[Stored data]
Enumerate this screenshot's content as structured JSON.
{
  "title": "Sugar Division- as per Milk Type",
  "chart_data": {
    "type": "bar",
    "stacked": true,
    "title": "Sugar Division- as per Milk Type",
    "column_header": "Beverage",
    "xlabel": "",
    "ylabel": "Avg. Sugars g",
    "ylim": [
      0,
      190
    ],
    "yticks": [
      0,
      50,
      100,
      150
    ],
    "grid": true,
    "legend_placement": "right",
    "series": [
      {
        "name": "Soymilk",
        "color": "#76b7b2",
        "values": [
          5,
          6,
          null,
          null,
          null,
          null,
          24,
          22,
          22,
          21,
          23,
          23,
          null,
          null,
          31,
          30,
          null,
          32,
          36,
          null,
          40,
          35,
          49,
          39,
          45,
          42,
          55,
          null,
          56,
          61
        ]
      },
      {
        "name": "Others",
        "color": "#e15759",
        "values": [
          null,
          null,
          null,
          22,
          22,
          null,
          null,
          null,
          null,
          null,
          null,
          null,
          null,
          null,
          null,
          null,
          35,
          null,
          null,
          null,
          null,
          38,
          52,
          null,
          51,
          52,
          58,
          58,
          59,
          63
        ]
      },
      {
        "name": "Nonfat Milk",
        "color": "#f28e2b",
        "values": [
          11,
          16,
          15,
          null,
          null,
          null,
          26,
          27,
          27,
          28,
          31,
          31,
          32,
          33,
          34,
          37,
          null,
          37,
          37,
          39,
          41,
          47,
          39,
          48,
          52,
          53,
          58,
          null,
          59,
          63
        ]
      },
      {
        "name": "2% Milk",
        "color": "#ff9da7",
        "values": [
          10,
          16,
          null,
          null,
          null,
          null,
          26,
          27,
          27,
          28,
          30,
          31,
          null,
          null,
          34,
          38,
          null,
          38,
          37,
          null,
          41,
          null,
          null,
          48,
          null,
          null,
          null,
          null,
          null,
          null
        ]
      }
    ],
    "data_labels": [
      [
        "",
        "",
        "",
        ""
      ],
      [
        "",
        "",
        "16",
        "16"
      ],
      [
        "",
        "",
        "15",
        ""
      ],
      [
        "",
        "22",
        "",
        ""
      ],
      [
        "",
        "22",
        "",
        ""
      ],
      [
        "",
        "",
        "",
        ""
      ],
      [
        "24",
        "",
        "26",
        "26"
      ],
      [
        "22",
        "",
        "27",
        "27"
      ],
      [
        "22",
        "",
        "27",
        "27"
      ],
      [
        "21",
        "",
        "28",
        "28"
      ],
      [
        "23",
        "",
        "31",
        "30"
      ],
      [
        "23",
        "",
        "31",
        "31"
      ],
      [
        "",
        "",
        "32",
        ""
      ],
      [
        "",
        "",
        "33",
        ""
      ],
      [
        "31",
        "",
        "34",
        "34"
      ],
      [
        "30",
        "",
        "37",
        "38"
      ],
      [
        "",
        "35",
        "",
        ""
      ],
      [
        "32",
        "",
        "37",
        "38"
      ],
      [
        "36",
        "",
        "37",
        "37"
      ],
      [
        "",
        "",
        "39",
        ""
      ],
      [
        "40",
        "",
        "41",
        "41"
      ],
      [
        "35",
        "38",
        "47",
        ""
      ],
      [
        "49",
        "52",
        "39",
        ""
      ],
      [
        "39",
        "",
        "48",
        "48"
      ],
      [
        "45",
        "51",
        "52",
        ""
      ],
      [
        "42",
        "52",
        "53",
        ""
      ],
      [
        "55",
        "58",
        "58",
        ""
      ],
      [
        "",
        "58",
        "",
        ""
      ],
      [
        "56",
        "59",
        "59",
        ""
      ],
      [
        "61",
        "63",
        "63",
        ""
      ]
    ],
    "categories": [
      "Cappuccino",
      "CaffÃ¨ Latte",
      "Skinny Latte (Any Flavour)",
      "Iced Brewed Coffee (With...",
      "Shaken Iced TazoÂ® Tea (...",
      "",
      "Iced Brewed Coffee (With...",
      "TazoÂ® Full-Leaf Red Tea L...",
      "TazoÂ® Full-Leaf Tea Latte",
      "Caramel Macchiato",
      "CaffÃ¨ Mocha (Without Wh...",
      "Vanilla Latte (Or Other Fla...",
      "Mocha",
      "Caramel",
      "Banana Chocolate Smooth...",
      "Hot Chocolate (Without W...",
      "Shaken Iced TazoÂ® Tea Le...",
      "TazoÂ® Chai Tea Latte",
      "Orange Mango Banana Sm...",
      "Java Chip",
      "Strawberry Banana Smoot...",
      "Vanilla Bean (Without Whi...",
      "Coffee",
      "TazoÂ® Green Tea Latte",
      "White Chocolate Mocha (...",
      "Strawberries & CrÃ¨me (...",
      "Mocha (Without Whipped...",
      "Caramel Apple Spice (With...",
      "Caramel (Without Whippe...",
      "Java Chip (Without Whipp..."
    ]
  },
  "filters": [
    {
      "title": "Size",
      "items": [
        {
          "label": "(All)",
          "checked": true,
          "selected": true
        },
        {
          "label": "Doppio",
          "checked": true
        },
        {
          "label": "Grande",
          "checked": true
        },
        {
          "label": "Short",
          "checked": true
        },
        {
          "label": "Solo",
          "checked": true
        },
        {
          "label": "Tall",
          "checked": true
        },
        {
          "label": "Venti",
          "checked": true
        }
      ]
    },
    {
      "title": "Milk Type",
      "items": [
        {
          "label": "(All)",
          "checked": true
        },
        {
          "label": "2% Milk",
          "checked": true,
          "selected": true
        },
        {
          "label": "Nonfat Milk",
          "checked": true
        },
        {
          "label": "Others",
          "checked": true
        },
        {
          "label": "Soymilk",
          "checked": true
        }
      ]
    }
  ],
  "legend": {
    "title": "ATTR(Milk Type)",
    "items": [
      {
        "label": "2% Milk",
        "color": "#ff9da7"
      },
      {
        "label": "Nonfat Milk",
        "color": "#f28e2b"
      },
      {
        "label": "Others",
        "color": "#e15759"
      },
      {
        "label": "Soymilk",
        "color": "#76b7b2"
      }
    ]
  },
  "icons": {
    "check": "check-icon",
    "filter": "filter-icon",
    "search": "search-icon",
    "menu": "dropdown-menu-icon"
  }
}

*What you have to do*:
Where a line above includes "Nonfat", copy that line.

*Completed exercise*:
        "name": "Nonfat Milk",
          "label": "Nonfat Milk",
        "label": "Nonfat Milk",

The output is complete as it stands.